> [Set exercise]
Swap "Mail Server RTT" for "DNS Server RTT" everywhere it occurs in the rows below. Reproduce every row with nothing else altered.

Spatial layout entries
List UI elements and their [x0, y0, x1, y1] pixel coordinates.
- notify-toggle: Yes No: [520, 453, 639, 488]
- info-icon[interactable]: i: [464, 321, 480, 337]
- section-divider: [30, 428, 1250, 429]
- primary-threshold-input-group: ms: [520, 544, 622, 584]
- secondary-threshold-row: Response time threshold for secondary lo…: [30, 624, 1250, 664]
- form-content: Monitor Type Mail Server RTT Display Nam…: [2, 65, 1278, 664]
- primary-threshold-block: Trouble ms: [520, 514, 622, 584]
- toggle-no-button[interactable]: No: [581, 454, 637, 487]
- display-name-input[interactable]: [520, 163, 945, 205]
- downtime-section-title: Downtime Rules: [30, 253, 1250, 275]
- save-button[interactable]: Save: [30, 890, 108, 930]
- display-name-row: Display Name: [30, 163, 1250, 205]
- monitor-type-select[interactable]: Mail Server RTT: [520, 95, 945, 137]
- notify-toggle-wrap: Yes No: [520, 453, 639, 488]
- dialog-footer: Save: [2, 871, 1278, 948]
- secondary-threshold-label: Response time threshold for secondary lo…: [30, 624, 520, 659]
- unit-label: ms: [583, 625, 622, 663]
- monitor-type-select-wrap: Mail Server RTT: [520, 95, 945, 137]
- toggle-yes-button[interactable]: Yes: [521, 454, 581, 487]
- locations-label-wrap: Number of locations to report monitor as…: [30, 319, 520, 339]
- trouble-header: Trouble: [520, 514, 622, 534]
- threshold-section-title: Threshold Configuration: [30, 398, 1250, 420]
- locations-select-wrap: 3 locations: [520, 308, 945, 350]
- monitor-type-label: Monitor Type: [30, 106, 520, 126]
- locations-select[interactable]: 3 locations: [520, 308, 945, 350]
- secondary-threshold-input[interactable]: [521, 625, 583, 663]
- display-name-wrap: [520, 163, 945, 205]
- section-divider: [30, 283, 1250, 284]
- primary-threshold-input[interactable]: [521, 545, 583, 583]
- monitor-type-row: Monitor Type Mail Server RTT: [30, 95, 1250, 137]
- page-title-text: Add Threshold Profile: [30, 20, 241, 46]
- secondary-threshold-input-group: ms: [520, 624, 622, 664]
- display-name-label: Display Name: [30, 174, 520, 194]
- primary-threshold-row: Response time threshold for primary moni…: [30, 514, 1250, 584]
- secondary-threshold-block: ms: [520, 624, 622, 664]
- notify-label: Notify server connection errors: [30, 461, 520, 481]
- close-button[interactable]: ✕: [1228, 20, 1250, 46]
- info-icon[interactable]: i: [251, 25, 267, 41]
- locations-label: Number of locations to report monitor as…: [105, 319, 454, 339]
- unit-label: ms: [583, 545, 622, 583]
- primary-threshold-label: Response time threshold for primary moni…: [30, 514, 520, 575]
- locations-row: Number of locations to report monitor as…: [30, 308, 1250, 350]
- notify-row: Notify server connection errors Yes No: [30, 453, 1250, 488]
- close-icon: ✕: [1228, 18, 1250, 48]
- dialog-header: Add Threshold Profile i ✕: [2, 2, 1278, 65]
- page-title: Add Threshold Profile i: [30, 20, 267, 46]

> [Exercise output]
List UI elements and their [x0, y0, x1, y1] pixel coordinates.
- notify-toggle: Yes No: [520, 453, 639, 488]
- info-icon[interactable]: i: [464, 321, 480, 337]
- section-divider: [30, 428, 1250, 429]
- primary-threshold-input-group: ms: [520, 544, 622, 584]
- secondary-threshold-row: Response time threshold for secondary lo…: [30, 624, 1250, 664]
- form-content: Monitor Type DNS Server RTT Display Nam…: [2, 65, 1278, 664]
- primary-threshold-block: Trouble ms: [520, 514, 622, 584]
- toggle-no-button[interactable]: No: [581, 454, 637, 487]
- display-name-input[interactable]: [520, 163, 945, 205]
- downtime-section-title: Downtime Rules: [30, 253, 1250, 275]
- save-button[interactable]: Save: [30, 890, 108, 930]
- display-name-row: Display Name: [30, 163, 1250, 205]
- monitor-type-select[interactable]: DNS Server RTT: [520, 95, 945, 137]
- notify-toggle-wrap: Yes No: [520, 453, 639, 488]
- dialog-footer: Save: [2, 871, 1278, 948]
- secondary-threshold-label: Response time threshold for secondary lo…: [30, 624, 520, 659]
- unit-label: ms: [583, 625, 622, 663]
- monitor-type-select-wrap: DNS Server RTT: [520, 95, 945, 137]
- toggle-yes-button[interactable]: Yes: [521, 454, 581, 487]
- locations-label-wrap: Number of locations to report monitor as…: [30, 319, 520, 339]
- trouble-header: Trouble: [520, 514, 622, 534]
- threshold-section-title: Threshold Configuration: [30, 398, 1250, 420]
- locations-select-wrap: 3 locations: [520, 308, 945, 350]
- monitor-type-label: Monitor Type: [30, 106, 520, 126]
- locations-select[interactable]: 3 locations: [520, 308, 945, 350]
- secondary-threshold-input[interactable]: [521, 625, 583, 663]
- display-name-wrap: [520, 163, 945, 205]
- section-divider: [30, 283, 1250, 284]
- primary-threshold-input[interactable]: [521, 545, 583, 583]
- monitor-type-row: Monitor Type DNS Server RTT: [30, 95, 1250, 137]
- page-title-text: Add Threshold Profile: [30, 20, 241, 46]
- secondary-threshold-input-group: ms: [520, 624, 622, 664]
- display-name-label: Display Name: [30, 174, 520, 194]
- primary-threshold-row: Response time threshold for primary moni…: [30, 514, 1250, 584]
- secondary-threshold-block: ms: [520, 624, 622, 664]
- notify-label: Notify server connection errors: [30, 461, 520, 481]
- close-button[interactable]: ✕: [1228, 20, 1250, 46]
- info-icon[interactable]: i: [251, 25, 267, 41]
- locations-label: Number of locations to report monitor as…: [105, 319, 454, 339]
- unit-label: ms: [583, 545, 622, 583]
- primary-threshold-label: Response time threshold for primary moni…: [30, 514, 520, 575]
- locations-row: Number of locations to report monitor as…: [30, 308, 1250, 350]
- notify-row: Notify server connection errors Yes No: [30, 453, 1250, 488]
- close-icon: ✕: [1228, 18, 1250, 48]
- dialog-header: Add Threshold Profile i ✕: [2, 2, 1278, 65]
- page-title: Add Threshold Profile i: [30, 20, 267, 46]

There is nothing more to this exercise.